# PROBLEM DETAILS:
Repeat, exactly and completely, the entries shown underneath.

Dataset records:
+ + + +
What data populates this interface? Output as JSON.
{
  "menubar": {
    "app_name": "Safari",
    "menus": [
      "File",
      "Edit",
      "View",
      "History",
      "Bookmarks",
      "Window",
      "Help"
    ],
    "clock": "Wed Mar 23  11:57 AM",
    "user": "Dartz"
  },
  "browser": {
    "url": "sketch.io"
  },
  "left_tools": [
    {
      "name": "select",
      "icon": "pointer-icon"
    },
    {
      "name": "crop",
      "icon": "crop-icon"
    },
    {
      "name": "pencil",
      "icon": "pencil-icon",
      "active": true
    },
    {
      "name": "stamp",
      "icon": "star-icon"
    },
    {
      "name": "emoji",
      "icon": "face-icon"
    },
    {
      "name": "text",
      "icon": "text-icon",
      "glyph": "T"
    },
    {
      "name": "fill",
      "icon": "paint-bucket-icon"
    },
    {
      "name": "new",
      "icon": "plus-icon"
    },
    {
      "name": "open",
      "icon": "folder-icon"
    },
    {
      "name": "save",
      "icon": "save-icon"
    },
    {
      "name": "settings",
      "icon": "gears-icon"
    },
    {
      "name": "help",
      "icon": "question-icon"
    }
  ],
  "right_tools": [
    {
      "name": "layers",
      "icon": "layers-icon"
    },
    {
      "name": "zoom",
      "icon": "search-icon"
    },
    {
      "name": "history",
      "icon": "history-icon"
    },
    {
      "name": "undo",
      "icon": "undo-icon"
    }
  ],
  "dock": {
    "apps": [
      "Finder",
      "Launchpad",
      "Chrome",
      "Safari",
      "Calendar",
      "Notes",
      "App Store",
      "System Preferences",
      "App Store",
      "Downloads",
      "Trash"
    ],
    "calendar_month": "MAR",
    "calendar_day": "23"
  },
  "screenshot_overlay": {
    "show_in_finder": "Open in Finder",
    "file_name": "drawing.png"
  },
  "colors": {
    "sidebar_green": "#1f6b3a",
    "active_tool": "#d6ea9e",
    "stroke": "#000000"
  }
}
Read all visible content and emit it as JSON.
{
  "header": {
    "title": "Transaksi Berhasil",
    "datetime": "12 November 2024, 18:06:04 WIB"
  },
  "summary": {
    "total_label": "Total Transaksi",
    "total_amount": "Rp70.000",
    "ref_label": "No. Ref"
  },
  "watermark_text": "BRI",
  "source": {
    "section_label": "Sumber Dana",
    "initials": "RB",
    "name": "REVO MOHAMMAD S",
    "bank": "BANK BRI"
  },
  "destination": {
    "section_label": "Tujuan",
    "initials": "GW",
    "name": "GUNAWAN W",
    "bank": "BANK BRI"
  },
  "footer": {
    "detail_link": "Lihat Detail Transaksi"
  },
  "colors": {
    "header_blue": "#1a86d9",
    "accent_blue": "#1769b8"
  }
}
+ + + +
# OUTPUT BELOW:
What data populates this interface? Output as JSON.
{
  "menubar": {
    "app_name": "Safari",
    "menus": [
      "File",
      "Edit",
      "View",
      "History",
      "Bookmarks",
      "Window",
      "Help"
    ],
    "clock": "Wed Mar 23  11:57 AM",
    "user": "Dartz"
  },
  "browser": {
    "url": "sketch.io"
  },
  "left_tools": [
    {
      "name": "select",
      "icon": "pointer-icon"
    },
    {
      "name": "crop",
      "icon": "crop-icon"
    },
    {
      "name": "pencil",
      "icon": "pencil-icon",
      "active": true
    },
    {
      "name": "stamp",
      "icon": "star-icon"
    },
    {
      "name": "emoji",
      "icon": "face-icon"
    },
    {
      "name": "text",
      "icon": "text-icon",
      "glyph": "T"
    },
    {
      "name": "fill",
      "icon": "paint-bucket-icon"
    },
    {
      "name": "new",
      "icon": "plus-icon"
    },
    {
      "name": "open",
      "icon": "folder-icon"
    },
    {
      "name": "save",
      "icon": "save-icon"
    },
    {
      "name": "settings",
      "icon": "gears-icon"
    },
    {
      "name": "help",
      "icon": "question-icon"
    }
  ],
  "right_tools": [
    {
      "name": "layers",
      "icon": "layers-icon"
    },
    {
      "name": "zoom",
      "icon": "search-icon"
    },
    {
      "name": "history",
      "icon": "history-icon"
    },
    {
      "name": "undo",
      "icon": "undo-icon"
    }
  ],
  "dock": {
    "apps": [
      "Finder",
      "Launchpad",
      "Chrome",
      "Safari",
      "Calendar",
      "Notes",
      "App Store",
      "System Preferences",
      "App Store",
      "Downloads",
      "Trash"
    ],
    "calendar_month": "MAR",
    "calendar_day": "23"
  },
  "screenshot_overlay": {
    "show_in_finder": "Open in Finder",
    "file_name": "drawing.png"
  },
  "colors": {
    "sidebar_green": "#1f6b3a",
    "active_tool": "#d6ea9e",
    "stroke": "#000000"
  }
}
Read all visible content and emit it as JSON.
{
  "header": {
    "title": "Transaksi Berhasil",
    "datetime": "12 November 2024, 18:06:04 WIB"
  },
  "summary": {
    "total_label": "Total Transaksi",
    "total_amount": "Rp70.000",
    "ref_label": "No. Ref"
  },
  "watermark_text": "BRI",
  "source": {
    "section_label": "Sumber Dana",
    "initials": "RB",
    "name": "REVO MOHAMMAD S",
    "bank": "BANK BRI"
  },
  "destination": {
    "section_label": "Tujuan",
    "initials": "GW",
    "name": "GUNAWAN W",
    "bank": "BANK BRI"
  },
  "footer": {
    "detail_link": "Lihat Detail Transaksi"
  },
  "colors": {
    "header_blue": "#1a86d9",
    "accent_blue": "#1769b8"
  }
}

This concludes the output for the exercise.